*Text for analysis*
Segment Open

|46th (South Devonshire) Regiment of Foot|
Colours of the 46th Regiment
|Country|| Kingdom of Great Britain (1741-1800)|
United Kingdom (1801-1881)
|Size||One battalion (two battalions 1800-1802)|
|Nickname(s)||The Red Feathers, Murray's Bucks, The Surprisers, The Lacedemonians.|
|Colors||Light Yellow Facing, Silver Braided Lace|
French and Indian War
American Revolutionary War
The 46th (South Devonshire) Regiment of Foot was an infantry regiment of the British Army, raised in 1741. Under the Childers Reforms it amalgamated with the 32nd (Cornwall) Regiment of Foot to form the Duke of Cornwall's Light Infantry in 1881, becoming the 2nd Battalion of the new regiment.
The regiment was raised in Newcastle upon Tyne by John Price as John Price's Regiment of Foot in 1741. The regiment proceeded to Scotland and took part in the Battle of Prestonpans in September 1745 during the Jacobite rising. It was ranked as the 57th Regiment of Foot in 1747 but re-ranked as the 46th Regiment of Foot in 1751. After eight years' service in Ireland, the regiment embarked for Nova Scotia in May 1757 for service in the French and Indian War. The regiment saw action at the assault on Fort Ticonderoga in July 1758 the assault and capture of Fort Niagara in July 1759 and the Montreal Campaign in August to September 1760.
The regiment then moved to the West Indies in October 1761 and took part in the capture of Martinique in January 1762, the storming of Morro Castle in July 1762 and the capture of Havana in August 1762. The regiment returned home in 1767.
The regiment arrived in North Carolina in April 1776 for service in the American Revolutionary War. It fought at the Battle of Long Island in August 1776, the Battle of White Plains in October 1776 and the Battle of Fort Washington in November 1776. It saw further action during the Philadelphia campaign at the Battle of Brandywine in September 1777 the Battle of Paoli also in September 1777 and the Battle of Germantown in October 1777. It was following the British attack on the Americans at Paoli, where the light company of the regiment took no prisoners and the Americans demanded vengeance, that the regiment decided to insert identifying red feathers in their shako helmets to prevent anyone else suffering on their account: hence the nickname the Red Feathers. The regiment went on to fight at the Battle of Monmouth in June 1778 and operations against New Bedford and Martha's Vineyard in September 1778. It sailed for the West Indies in November 1778 and took part in the attack on Saint Lucia and the Battle of Vigie in December 1778. The regiment returned to England and was renamed the 46th (South Devonshire) Regiment of Foot in 1782.

Segment Closed

*Extracted material*

Segment Open

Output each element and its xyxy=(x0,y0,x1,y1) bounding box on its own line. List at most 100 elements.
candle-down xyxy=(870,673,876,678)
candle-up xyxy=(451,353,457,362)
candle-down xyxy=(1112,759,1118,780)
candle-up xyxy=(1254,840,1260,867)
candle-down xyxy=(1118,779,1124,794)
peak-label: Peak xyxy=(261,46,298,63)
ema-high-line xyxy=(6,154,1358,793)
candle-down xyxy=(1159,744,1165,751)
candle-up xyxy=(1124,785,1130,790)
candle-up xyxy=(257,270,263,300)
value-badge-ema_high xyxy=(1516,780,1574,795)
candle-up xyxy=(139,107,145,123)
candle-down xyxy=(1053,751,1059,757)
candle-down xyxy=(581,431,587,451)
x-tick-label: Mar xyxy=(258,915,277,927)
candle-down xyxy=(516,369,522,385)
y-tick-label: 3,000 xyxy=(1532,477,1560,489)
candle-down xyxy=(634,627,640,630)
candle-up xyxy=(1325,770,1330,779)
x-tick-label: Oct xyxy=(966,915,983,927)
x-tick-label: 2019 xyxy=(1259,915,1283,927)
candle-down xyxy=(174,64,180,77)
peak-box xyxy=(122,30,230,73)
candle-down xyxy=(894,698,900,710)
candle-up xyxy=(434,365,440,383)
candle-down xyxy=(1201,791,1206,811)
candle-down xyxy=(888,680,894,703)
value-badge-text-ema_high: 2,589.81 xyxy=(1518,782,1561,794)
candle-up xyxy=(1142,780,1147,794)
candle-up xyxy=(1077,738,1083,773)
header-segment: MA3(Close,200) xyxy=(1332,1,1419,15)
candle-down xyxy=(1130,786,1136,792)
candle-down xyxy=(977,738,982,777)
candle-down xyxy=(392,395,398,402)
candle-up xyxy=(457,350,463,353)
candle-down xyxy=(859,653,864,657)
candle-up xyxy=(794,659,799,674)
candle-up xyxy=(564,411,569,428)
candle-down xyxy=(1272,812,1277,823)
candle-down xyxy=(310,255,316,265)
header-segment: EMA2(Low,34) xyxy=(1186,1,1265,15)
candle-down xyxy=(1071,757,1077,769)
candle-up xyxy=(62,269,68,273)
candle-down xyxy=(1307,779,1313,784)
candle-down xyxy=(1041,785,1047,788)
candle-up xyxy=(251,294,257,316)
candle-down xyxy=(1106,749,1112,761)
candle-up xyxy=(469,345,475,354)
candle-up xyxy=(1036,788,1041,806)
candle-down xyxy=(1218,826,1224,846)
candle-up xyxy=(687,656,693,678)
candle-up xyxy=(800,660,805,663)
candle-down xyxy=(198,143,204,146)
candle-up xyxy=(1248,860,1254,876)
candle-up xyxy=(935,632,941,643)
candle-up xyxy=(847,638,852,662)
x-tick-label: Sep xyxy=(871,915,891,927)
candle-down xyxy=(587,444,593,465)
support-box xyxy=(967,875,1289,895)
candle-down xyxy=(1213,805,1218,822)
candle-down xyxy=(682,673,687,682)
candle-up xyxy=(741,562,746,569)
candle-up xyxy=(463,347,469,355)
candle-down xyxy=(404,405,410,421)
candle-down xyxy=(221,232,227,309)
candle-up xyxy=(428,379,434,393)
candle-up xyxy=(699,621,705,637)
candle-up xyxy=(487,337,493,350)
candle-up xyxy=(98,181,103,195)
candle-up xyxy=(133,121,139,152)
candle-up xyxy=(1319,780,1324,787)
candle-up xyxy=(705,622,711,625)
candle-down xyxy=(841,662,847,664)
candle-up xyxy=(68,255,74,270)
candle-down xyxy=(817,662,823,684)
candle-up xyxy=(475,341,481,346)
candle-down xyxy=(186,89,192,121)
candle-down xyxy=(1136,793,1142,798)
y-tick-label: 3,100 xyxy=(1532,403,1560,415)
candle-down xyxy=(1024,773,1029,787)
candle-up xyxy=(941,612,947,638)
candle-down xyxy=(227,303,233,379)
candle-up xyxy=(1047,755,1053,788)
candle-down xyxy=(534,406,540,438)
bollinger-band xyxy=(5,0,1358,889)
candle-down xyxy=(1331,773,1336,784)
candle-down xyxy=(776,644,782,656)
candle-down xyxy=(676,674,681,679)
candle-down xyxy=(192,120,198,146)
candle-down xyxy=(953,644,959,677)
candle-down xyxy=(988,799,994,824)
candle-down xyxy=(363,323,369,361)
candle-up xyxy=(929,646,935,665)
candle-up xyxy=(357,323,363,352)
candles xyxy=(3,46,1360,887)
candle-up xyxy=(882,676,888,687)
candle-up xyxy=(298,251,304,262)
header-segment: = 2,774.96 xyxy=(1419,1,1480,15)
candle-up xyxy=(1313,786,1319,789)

Segment Closed

*Assigned task A*
According to the text on the 46th (South Devonshire) Regiment of Foot, in which city and year was the regiment raised?
*Assigned task B*
Carry on the history of the 46th (South Devonshire) Regiment of Foot from its last sentence.
The material has nothing to do with what is asked here.

*Exercise output A*
Newcastle upon Tyne, in 1741.

*Exercise output B*
The regiment embarked for the West Indies in November 1794 and helped suppress an insurrection by caribs on Saint Vincent before returning home in November 1796. It returned to the West Indies in April 1804 and, fighting alongside the 1st West India Regiment in February 1805, defended Dominica against a French force for over a week until the French abandoned the attack; hence the regiment's first battle honour "Dominica". The regiment took part in another action when in May 1806 when 40 of its soldiers boarded the packet boat Duke of Montrose and set out in pursuit of the French privateers Napoleon and Impériale: they captured the Impériale and its crew. The regiment took part in the invasion of Martinique in February 1809 and then returned to England in December 1811.
The regiment embarked for New South Wales in August 1813: they were stationed at Hobart on Van Diemens Land with orders to suppress a gang of bushrangers. In April 1816, Governor Lachlan Macquarie issued orders for the regiment to undertake punitive expeditions against Aboriginal groups in the Nepean, Hawkesbury and Grose River valleys in New South Wales. The regiment was to take as many prisoners as they could. If anyone refused to surrender, the soldiers were to "fire upon and compel them to surrender, breaking and destroying the spears, clubs and waddies of all those you take prisoners." Further, if the soldiers did kill anyone, they were to be "hanged up on trees in conspicuous situations, to strike the survivors with greater terror." This was the first major act of terrorist warfare launched by settler authorities in New South Wales; such acts would continue throughout the nineteenth century and into the twentieth.
The regiment was sent to the Crimea in summer 1854 and saw action at the Battle of Alma in September 1854, the Battle of Balaclava in October 1854 and the Battle of Inkerman in November 1854 as well as the Siege of Sebastopol in winter 1854.
As part of the Cardwell Reforms of the 1870s, where single-battalion regiments were linked together to share a single depot and recruiting district in the United Kingdom, the 46th was linked with the 32nd (Cornwall) Regiment of Foot, and assigned to district no. 35 at Victoria Barracks, Bodmin. On 1 July 1881 the Childers Reforms came into effect and the regiment amalgamated with the 32nd (Cornwall) Regiment of Foot to form the Duke of Cornwall's Light Infantry, becoming the 2nd Battalion (with the 32nd (Cornwall) Regiment of Foot becoming the 1st Battalion).